- SET TASK: Within the listing below, locate all lines containing the word "крупных". Copy each one.

- Dataset rows about figures:
## begin
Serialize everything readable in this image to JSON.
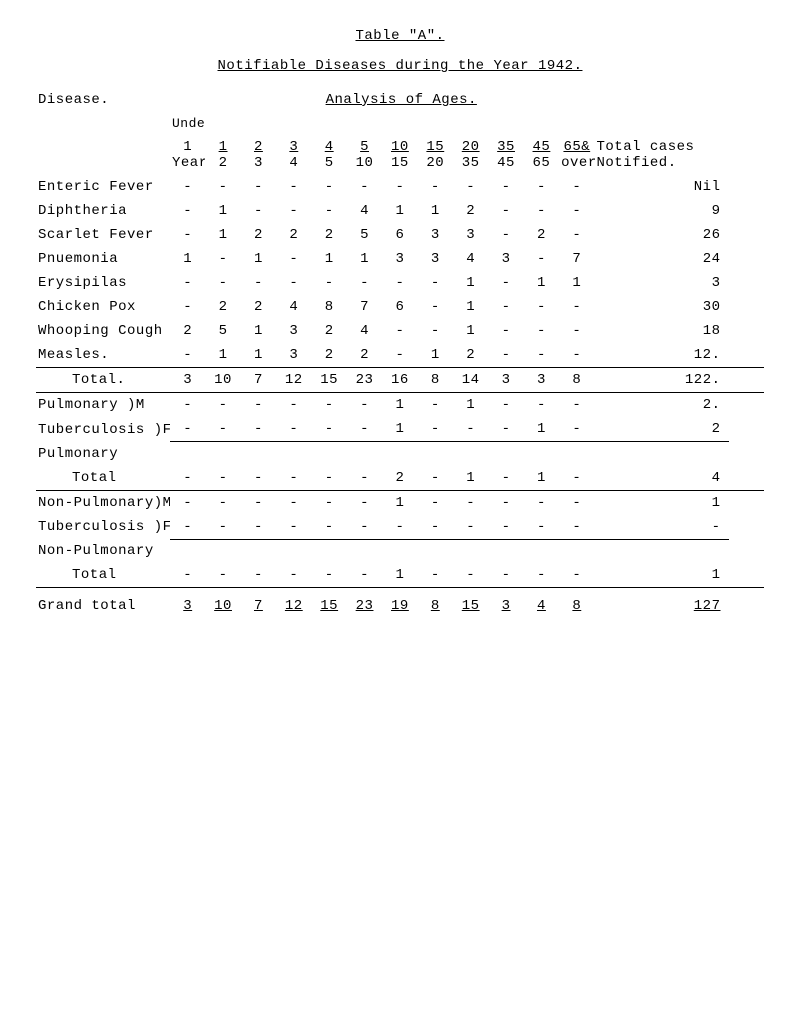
{
  "title": "Table \"A\".",
  "subtitle": "Notifiable Diseases during the Year 1942.",
  "disease_label": "Disease.",
  "analysis_label": "Analysis of Ages.",
  "under_label": "Under",
  "head1": [
    "1",
    "1",
    "2",
    "3",
    "4",
    "5",
    "10",
    "15",
    "20",
    "35",
    "45",
    "65&",
    "Total cases"
  ],
  "head2": [
    "Year",
    "2",
    "3",
    "4",
    "5",
    "10",
    "15",
    "20",
    "35",
    "45",
    "65",
    "over",
    "Notified."
  ],
  "rows": [
    {
      "label": "Enteric Fever",
      "cells": [
        "-",
        "-",
        "-",
        "-",
        "-",
        "-",
        "-",
        "-",
        "-",
        "-",
        "-",
        "-"
      ],
      "total": "Nil"
    },
    {
      "label": "Diphtheria",
      "cells": [
        "-",
        "1",
        "-",
        "-",
        "-",
        "4",
        "1",
        "1",
        "2",
        "-",
        "-",
        "-"
      ],
      "total": "9"
    },
    {
      "label": "Scarlet Fever",
      "cells": [
        "-",
        "1",
        "2",
        "2",
        "2",
        "5",
        "6",
        "3",
        "3",
        "-",
        "2",
        "-"
      ],
      "total": "26"
    },
    {
      "label": "Pnuemonia",
      "cells": [
        "1",
        "-",
        "1",
        "-",
        "1",
        "1",
        "3",
        "3",
        "4",
        "3",
        "-",
        "7"
      ],
      "total": "24"
    },
    {
      "label": "Erysipilas",
      "cells": [
        "-",
        "-",
        "-",
        "-",
        "-",
        "-",
        "-",
        "-",
        "1",
        "-",
        "1",
        "1"
      ],
      "total": "3"
    },
    {
      "label": "Chicken Pox",
      "cells": [
        "-",
        "2",
        "2",
        "4",
        "8",
        "7",
        "6",
        "-",
        "1",
        "-",
        "-",
        "-"
      ],
      "total": "30"
    },
    {
      "label": "Whooping Cough",
      "cells": [
        "2",
        "5",
        "1",
        "3",
        "2",
        "4",
        "-",
        "-",
        "1",
        "-",
        "-",
        "-"
      ],
      "total": "18"
    },
    {
      "label": "Measles.",
      "cells": [
        "-",
        "1",
        "1",
        "3",
        "2",
        "2",
        "-",
        "1",
        "2",
        "-",
        "-",
        "-"
      ],
      "total": "12."
    }
  ],
  "total_label": "Total.",
  "total_row": {
    "cells": [
      "3",
      "10",
      "7",
      "12",
      "15",
      "23",
      "16",
      "8",
      "14",
      "3",
      "3",
      "8"
    ],
    "total": "122."
  },
  "pulm_m": {
    "label": "Pulmonary",
    "suffix": ")M",
    "cells": [
      "-",
      "-",
      "-",
      "-",
      "-",
      "-",
      "1",
      "-",
      "1",
      "-",
      "-",
      "-"
    ],
    "total": "2."
  },
  "pulm_f": {
    "label": "Tuberculosis",
    "suffix": ")F",
    "cells": [
      "-",
      "-",
      "-",
      "-",
      "-",
      "-",
      "1",
      "-",
      "-",
      "-",
      "1",
      "-"
    ],
    "total": "2"
  },
  "pulm_total_label": "Pulmonary",
  "pulm_total_label2": "Total",
  "pulm_total": {
    "cells": [
      "-",
      "-",
      "-",
      "-",
      "-",
      "-",
      "2",
      "-",
      "1",
      "-",
      "1",
      "-"
    ],
    "total": "4"
  },
  "nonp_m": {
    "label": "Non-Pulmonary",
    "suffix": ")M",
    "cells": [
      "-",
      "-",
      "-",
      "-",
      "-",
      "-",
      "1",
      "-",
      "-",
      "-",
      "-",
      "-"
    ],
    "total": "1"
  },
  "nonp_f": {
    "label": "Tuberculosis",
    "suffix": ")F",
    "cells": [
      "-",
      "-",
      "-",
      "-",
      "-",
      "-",
      "-",
      "-",
      "-",
      "-",
      "-",
      "-"
    ],
    "total": "-"
  },
  "nonp_total_label": "Non-Pulmonary",
  "nonp_total_label2": "Total",
  "nonp_total": {
    "cells": [
      "-",
      "-",
      "-",
      "-",
      "-",
      "-",
      "1",
      "-",
      "-",
      "-",
      "-",
      "-"
    ],
    "total": "1"
  },
  "grand_label": "Grand total",
  "grand": {
    "cells": [
      "3",
      "10",
      "7",
      "12",
      "15",
      "23",
      "19",
      "8",
      "15",
      "3",
      "4",
      "8"
    ],
    "total": "127"
  }
}
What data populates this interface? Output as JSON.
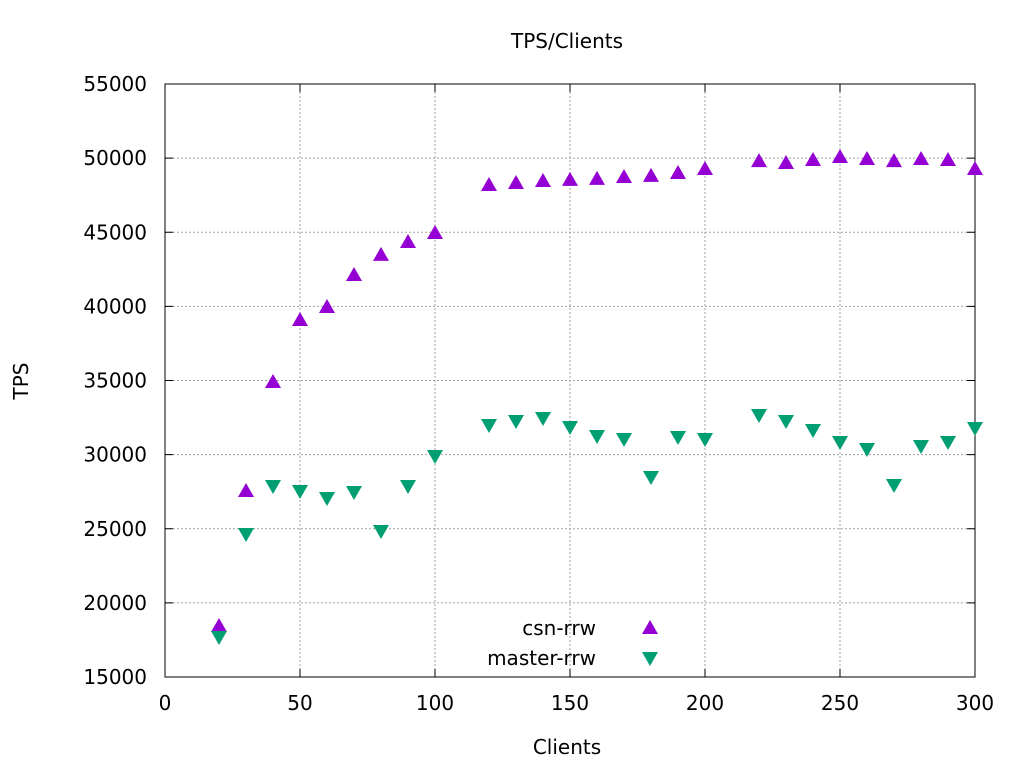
{
  "chart_data": {
    "type": "scatter",
    "title": "TPS/Clients",
    "xlabel": "Clients",
    "ylabel": "TPS",
    "xlim": [
      0,
      300
    ],
    "ylim": [
      15000,
      55000
    ],
    "xticks": [
      0,
      50,
      100,
      150,
      200,
      250,
      300
    ],
    "yticks": [
      15000,
      20000,
      25000,
      30000,
      35000,
      40000,
      45000,
      50000,
      55000
    ],
    "grid": true,
    "legend_position": "bottom-center",
    "series": [
      {
        "name": "csn-rrw",
        "color": "#9400d3",
        "marker": "triangle-up",
        "x": [
          20,
          30,
          40,
          50,
          60,
          70,
          80,
          90,
          100,
          120,
          130,
          140,
          150,
          160,
          170,
          180,
          190,
          200,
          220,
          230,
          240,
          250,
          260,
          270,
          280,
          290,
          300
        ],
        "y": [
          18440,
          27550,
          34900,
          39080,
          39960,
          42120,
          43470,
          44340,
          44950,
          48190,
          48320,
          48460,
          48530,
          48600,
          48730,
          48800,
          49000,
          49270,
          49800,
          49670,
          49870,
          50080,
          49940,
          49800,
          49940,
          49870,
          49270
        ]
      },
      {
        "name": "master-rrw",
        "color": "#009e73",
        "marker": "triangle-down",
        "x": [
          20,
          30,
          40,
          50,
          60,
          70,
          80,
          90,
          100,
          120,
          130,
          140,
          150,
          160,
          170,
          180,
          190,
          200,
          220,
          230,
          240,
          250,
          260,
          270,
          280,
          290,
          300
        ],
        "y": [
          17700,
          24650,
          27880,
          27550,
          27070,
          27480,
          24850,
          27880,
          29910,
          32000,
          32270,
          32470,
          31860,
          31260,
          31050,
          28490,
          31190,
          31050,
          32670,
          32270,
          31660,
          30850,
          30380,
          27950,
          30580,
          30850,
          31800
        ]
      }
    ]
  }
}
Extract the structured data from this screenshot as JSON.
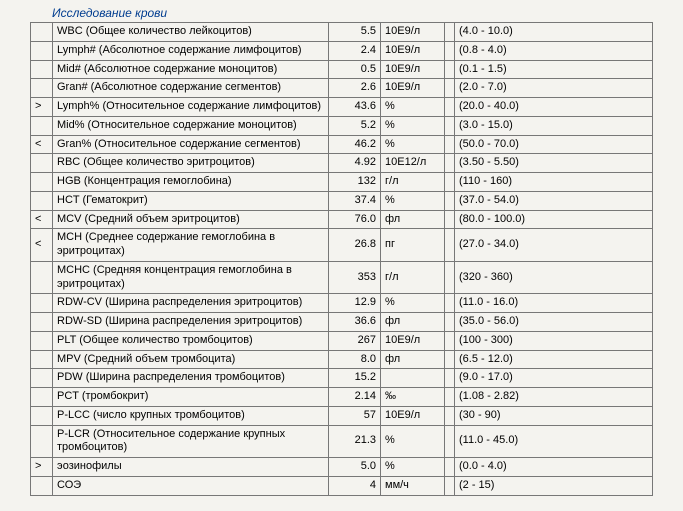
{
  "title": "Исследование крови",
  "rows": [
    {
      "flag": "",
      "param": "WBC (Общее количество лейкоцитов)",
      "value": "5.5",
      "unit": "10E9/л",
      "ref": "(4.0 - 10.0)"
    },
    {
      "flag": "",
      "param": "Lymph# (Абсолютное содержание лимфоцитов)",
      "value": "2.4",
      "unit": "10E9/л",
      "ref": "(0.8 - 4.0)"
    },
    {
      "flag": "",
      "param": "Mid# (Абсолютное содержание моноцитов)",
      "value": "0.5",
      "unit": "10E9/л",
      "ref": "(0.1 - 1.5)"
    },
    {
      "flag": "",
      "param": "Gran# (Абсолютное содержание сегментов)",
      "value": "2.6",
      "unit": "10E9/л",
      "ref": "(2.0 - 7.0)"
    },
    {
      "flag": ">",
      "param": "Lymph% (Относительное содержание лимфоцитов)",
      "value": "43.6",
      "unit": "%",
      "ref": "(20.0 - 40.0)"
    },
    {
      "flag": "",
      "param": "Mid% (Относительное содержание моноцитов)",
      "value": "5.2",
      "unit": "%",
      "ref": "(3.0 - 15.0)"
    },
    {
      "flag": "<",
      "param": "Gran% (Относительное содержание сегментов)",
      "value": "46.2",
      "unit": "%",
      "ref": "(50.0 - 70.0)"
    },
    {
      "flag": "",
      "param": "RBC (Общее количество эритроцитов)",
      "value": "4.92",
      "unit": "10E12/л",
      "ref": "(3.50 - 5.50)"
    },
    {
      "flag": "",
      "param": "HGB (Концентрация гемоглобина)",
      "value": "132",
      "unit": "г/л",
      "ref": "(110 - 160)"
    },
    {
      "flag": "",
      "param": "HCT (Гематокрит)",
      "value": "37.4",
      "unit": "%",
      "ref": "(37.0 - 54.0)"
    },
    {
      "flag": "<",
      "param": "MCV (Средний объем эритроцитов)",
      "value": "76.0",
      "unit": "фл",
      "ref": "(80.0 - 100.0)"
    },
    {
      "flag": "<",
      "param": "MCH (Среднее содержание гемоглобина в эритроцитах)",
      "value": "26.8",
      "unit": "пг",
      "ref": "(27.0 - 34.0)"
    },
    {
      "flag": "",
      "param": "MCHC (Средняя концентрация гемоглобина в эритроцитах)",
      "value": "353",
      "unit": "г/л",
      "ref": "(320 - 360)"
    },
    {
      "flag": "",
      "param": "RDW-CV (Ширина распределения эритроцитов)",
      "value": "12.9",
      "unit": "%",
      "ref": "(11.0 - 16.0)"
    },
    {
      "flag": "",
      "param": "RDW-SD (Ширина распределения эритроцитов)",
      "value": "36.6",
      "unit": "фл",
      "ref": "(35.0 - 56.0)"
    },
    {
      "flag": "",
      "param": "PLT (Общее количество тромбоцитов)",
      "value": "267",
      "unit": "10E9/л",
      "ref": "(100 - 300)"
    },
    {
      "flag": "",
      "param": "MPV (Средний объем тромбоцита)",
      "value": "8.0",
      "unit": "фл",
      "ref": "(6.5 - 12.0)"
    },
    {
      "flag": "",
      "param": "PDW (Ширина распределения тромбоцитов)",
      "value": "15.2",
      "unit": "",
      "ref": "(9.0 - 17.0)"
    },
    {
      "flag": "",
      "param": "PCT (тромбокрит)",
      "value": "2.14",
      "unit": "‰",
      "ref": "(1.08 - 2.82)"
    },
    {
      "flag": "",
      "param": "P-LCC (число крупных тромбоцитов)",
      "value": "57",
      "unit": "10E9/л",
      "ref": "(30 - 90)"
    },
    {
      "flag": "",
      "param": "P-LCR (Относительное содержание крупных тромбоцитов)",
      "value": "21.3",
      "unit": "%",
      "ref": "(11.0 - 45.0)"
    },
    {
      "flag": ">",
      "param": "эозинофилы",
      "value": "5.0",
      "unit": "%",
      "ref": "(0.0 - 4.0)"
    },
    {
      "flag": "",
      "param": "СОЭ",
      "value": "4",
      "unit": "мм/ч",
      "ref": "(2 - 15)"
    }
  ]
}
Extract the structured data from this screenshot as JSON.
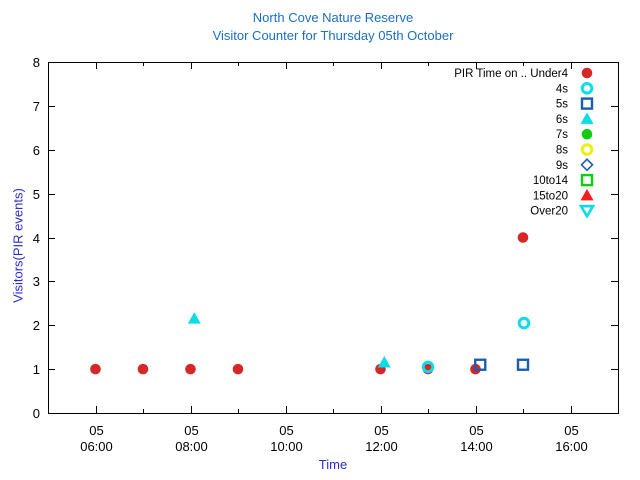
{
  "title": {
    "line1": "North Cove Nature Reserve",
    "line2": "Visitor Counter for Thursday 05th October",
    "color": "#1a6fc2"
  },
  "axes": {
    "x": {
      "label": "Time",
      "label_color": "#2b2bd0",
      "major_ticks": [
        {
          "day": "05",
          "time": "06:00",
          "hour": 6
        },
        {
          "day": "05",
          "time": "08:00",
          "hour": 8
        },
        {
          "day": "05",
          "time": "10:00",
          "hour": 10
        },
        {
          "day": "05",
          "time": "12:00",
          "hour": 12
        },
        {
          "day": "05",
          "time": "14:00",
          "hour": 14
        },
        {
          "day": "05",
          "time": "16:00",
          "hour": 16
        }
      ],
      "minor_hours": [
        5,
        7,
        9,
        11,
        13,
        15,
        17
      ],
      "range_hours": [
        5,
        17
      ]
    },
    "y": {
      "label": "Visitors(PIR events)",
      "label_color": "#2b2bd0",
      "ticks": [
        0,
        1,
        2,
        3,
        4,
        5,
        6,
        7,
        8
      ],
      "range": [
        0,
        8
      ]
    }
  },
  "legend": {
    "title_prefix": "PIR Time on ..",
    "items": [
      {
        "label": "PIR Time on .. Under4",
        "marker": "circle-filled",
        "color": "#d52728"
      },
      {
        "label": "4s",
        "marker": "circle-open",
        "color": "#0bdde6"
      },
      {
        "label": "5s",
        "marker": "square-open",
        "color": "#1b5eae"
      },
      {
        "label": "6s",
        "marker": "triangle-up-filled",
        "color": "#0bdde6"
      },
      {
        "label": "7s",
        "marker": "circle-filled",
        "color": "#11cc11"
      },
      {
        "label": "8s",
        "marker": "circle-open",
        "color": "#f0ee10"
      },
      {
        "label": "9s",
        "marker": "diamond-open",
        "color": "#1b5eae"
      },
      {
        "label": "10to14",
        "marker": "square-open",
        "color": "#11cc11"
      },
      {
        "label": "15to20",
        "marker": "triangle-up-filled",
        "color": "#f21d1d"
      },
      {
        "label": "Over20",
        "marker": "triangle-down-open",
        "color": "#0bdde6"
      }
    ]
  },
  "chart_data": {
    "type": "scatter",
    "title": "North Cove Nature Reserve",
    "subtitle": "Visitor Counter for Thursday 05th October",
    "xlabel": "Time",
    "ylabel": "Visitors(PIR events)",
    "x_unit": "hour-of-day on 05th",
    "xlim": [
      5,
      17
    ],
    "ylim": [
      0,
      8
    ],
    "grid": false,
    "legend_position": "top-right-inside",
    "series": [
      {
        "name": "PIR Time on .. Under4",
        "marker": "circle-filled",
        "color": "#d52728",
        "points": [
          [
            6,
            1
          ],
          [
            7,
            1
          ],
          [
            8,
            1
          ],
          [
            9,
            1
          ],
          [
            12,
            1
          ],
          [
            13,
            1
          ],
          [
            14,
            1
          ],
          [
            15,
            4
          ]
        ]
      },
      {
        "name": "4s",
        "marker": "circle-open",
        "color": "#0bdde6",
        "points": [
          [
            13,
            1.05
          ],
          [
            15.02,
            2.05
          ]
        ]
      },
      {
        "name": "5s",
        "marker": "square-open",
        "color": "#1b5eae",
        "points": [
          [
            14.1,
            1.1
          ],
          [
            15,
            1.1
          ]
        ]
      },
      {
        "name": "6s",
        "marker": "triangle-up-filled",
        "color": "#0bdde6",
        "points": [
          [
            8.08,
            2.15
          ],
          [
            12.08,
            1.15
          ]
        ]
      },
      {
        "name": "7s",
        "marker": "circle-filled",
        "color": "#11cc11",
        "points": []
      },
      {
        "name": "8s",
        "marker": "circle-open",
        "color": "#f0ee10",
        "points": []
      },
      {
        "name": "9s",
        "marker": "diamond-open",
        "color": "#1b5eae",
        "points": []
      },
      {
        "name": "10to14",
        "marker": "square-open",
        "color": "#11cc11",
        "points": []
      },
      {
        "name": "15to20",
        "marker": "triangle-up-filled",
        "color": "#f21d1d",
        "points": []
      },
      {
        "name": "Over20",
        "marker": "triangle-down-open",
        "color": "#0bdde6",
        "points": []
      }
    ]
  }
}
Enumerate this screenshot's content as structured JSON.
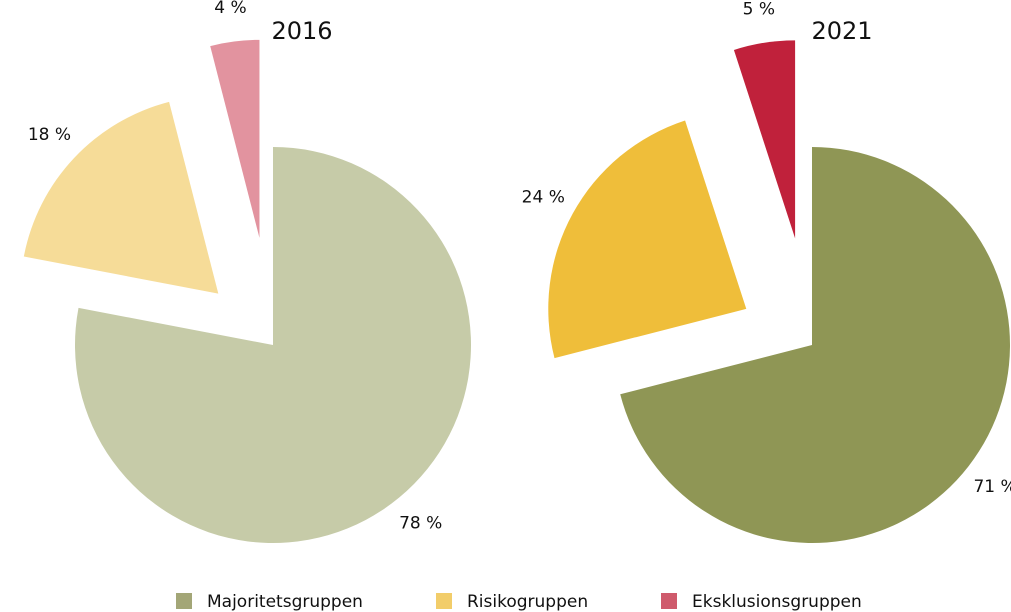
{
  "chart_data": [
    {
      "type": "pie",
      "title": "2016",
      "categories": [
        "Majoritetsgruppen",
        "Risikogruppen",
        "Eksklusionsgruppen"
      ],
      "values": [
        78,
        18,
        4
      ],
      "value_labels": [
        "78 %",
        "18 %",
        "4 %"
      ],
      "colors": [
        "#c6cba8",
        "#f6dc98",
        "#e2939f"
      ]
    },
    {
      "type": "pie",
      "title": "2021",
      "categories": [
        "Majoritetsgruppen",
        "Risikogruppen",
        "Eksklusionsgruppen"
      ],
      "values": [
        71,
        24,
        5
      ],
      "value_labels": [
        "71 %",
        "24 %",
        "5 %"
      ],
      "colors": [
        "#8f9655",
        "#efbe3a",
        "#c0213b"
      ]
    }
  ],
  "legend_colors": [
    "#a3a677",
    "#f2cd6a",
    "#cf5a6c"
  ]
}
## end
- RESPONSE TO THE TASK:
      "param": "P-LCC (число крупных тромбоцитов)",
      "param": "P-LCR (Относительное содержание крупных тромбоцитов)",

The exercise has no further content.